◆ AIM
Copy each line exactly. Drop every picture.

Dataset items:
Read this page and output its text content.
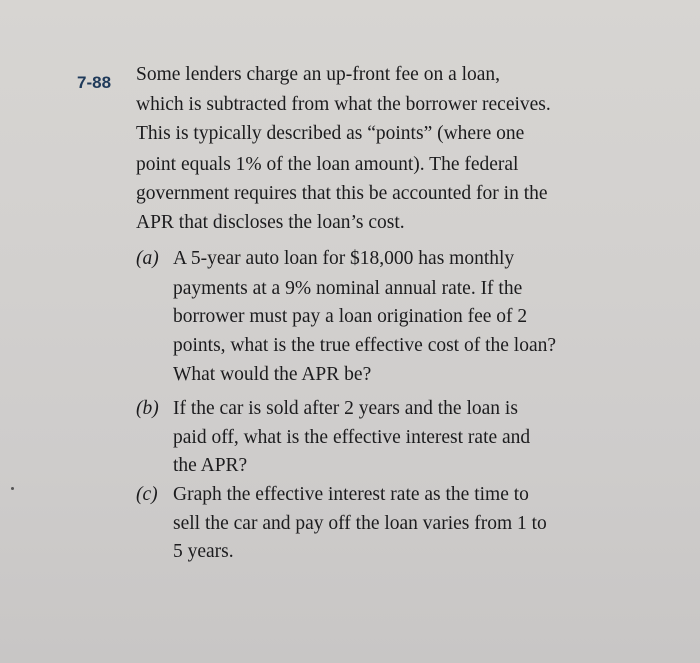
7-88 Some lenders charge an up-front fee on a loan,
which is subtracted from what the borrower receives.
This is typically described as “points” (where one
point equals 1% of the loan amount). The federal
government requires that this be accounted for in the
APR that discloses the loan’s cost.
(a) A 5-year auto loan for $18,000 has monthly
payments at a 9% nominal annual rate. If the
borrower must pay a loan origination fee of 2
points, what is the true effective cost of the loan?
What would the APR be?
(b) If the car is sold after 2 years and the loan is
paid off, what is the effective interest rate and
the APR?
(c) Graph the effective interest rate as the time to
sell the car and pay off the loan varies from 1 to
5 years.
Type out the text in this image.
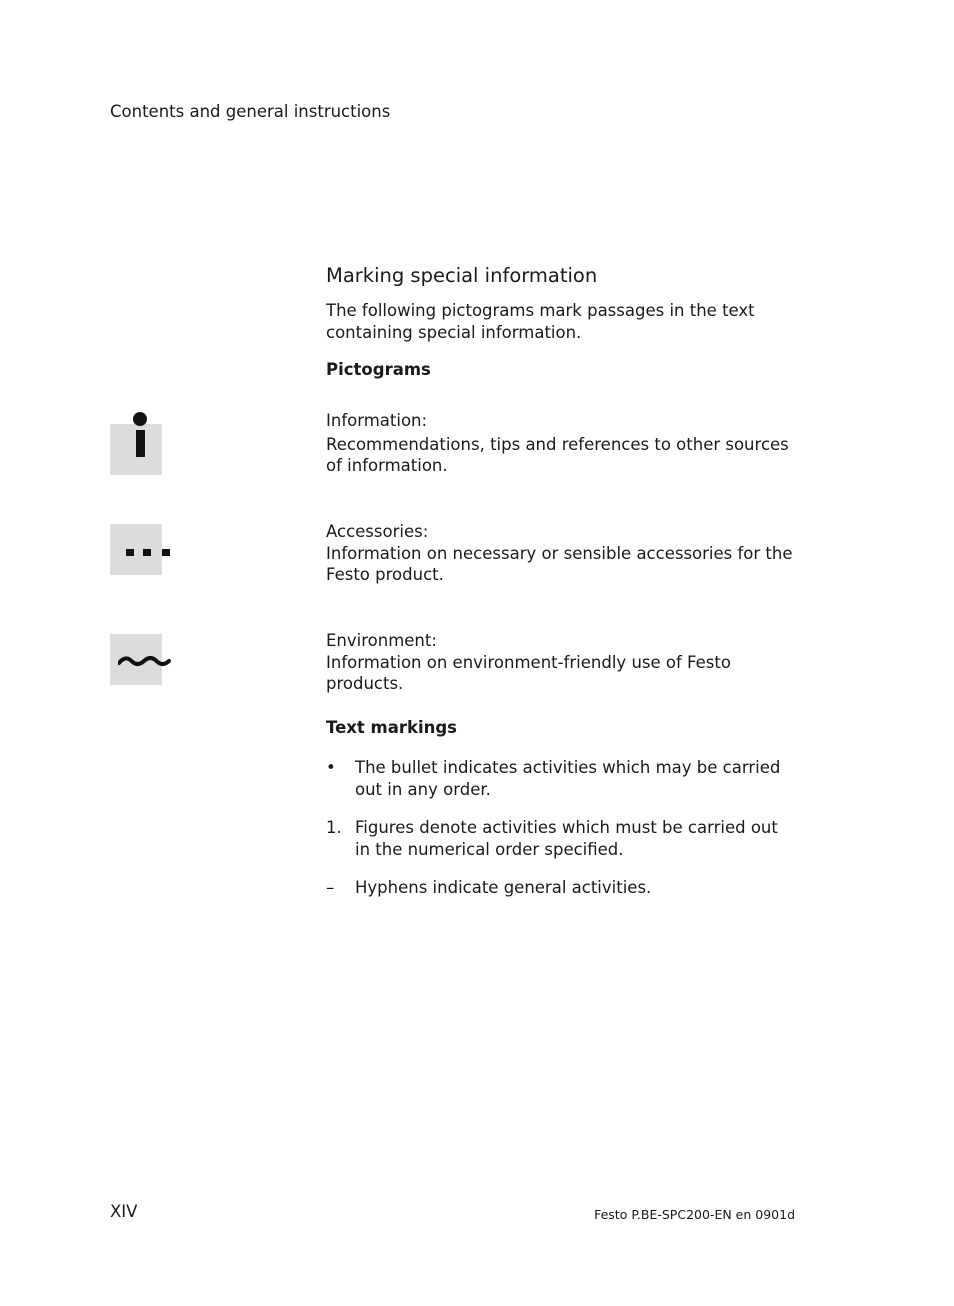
Contents and general instructions
Marking special information
The following pictograms mark passages in the text containing special information.
Pictograms
Information:
Recommendations, tips and references to other sources of information.
Accessories:
Information on necessary or sensible accessories for the Festo product.
Environment:
Information on environment-friendly use of Festo products.
Text markings
• The bullet indicates activities which may be carried out in any order.
1. Figures denote activities which must be carried out in the numerical order specified.
– Hyphens indicate general activities.
XIV	Festo P.BE-SPC200-EN en 0901d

◆ RIGHT ANSWER
Read this page and output its text content.
7-88 Some lenders charge an up-front fee on a loan,
which is subtracted from what the borrower receives.
This is typically described as “points” (where one
point equals 1% of the loan amount). The federal
government requires that this be accounted for in the
APR that discloses the loan’s cost.
(a) A 5-year auto loan for $18,000 has monthly
payments at a 9% nominal annual rate. If the
borrower must pay a loan origination fee of 2
points, what is the true effective cost of the loan?
What would the APR be?
(b) If the car is sold after 2 years and the loan is
paid off, what is the effective interest rate and
the APR?
(c) Graph the effective interest rate as the time to
sell the car and pay off the loan varies from 1 to
5 years.
Type out the text in this image.
Contents and general instructions
Marking special information
The following pictograms mark passages in the text containing special information.
Pictograms
Information:
Recommendations, tips and references to other sources of information.
Accessories:
Information on necessary or sensible accessories for the Festo product.
Environment:
Information on environment-friendly use of Festo products.
Text markings
• The bullet indicates activities which may be carried out in any order.
1. Figures denote activities which must be carried out in the numerical order specified.
– Hyphens indicate general activities.
XIV	Festo P.BE-SPC200-EN en 0901d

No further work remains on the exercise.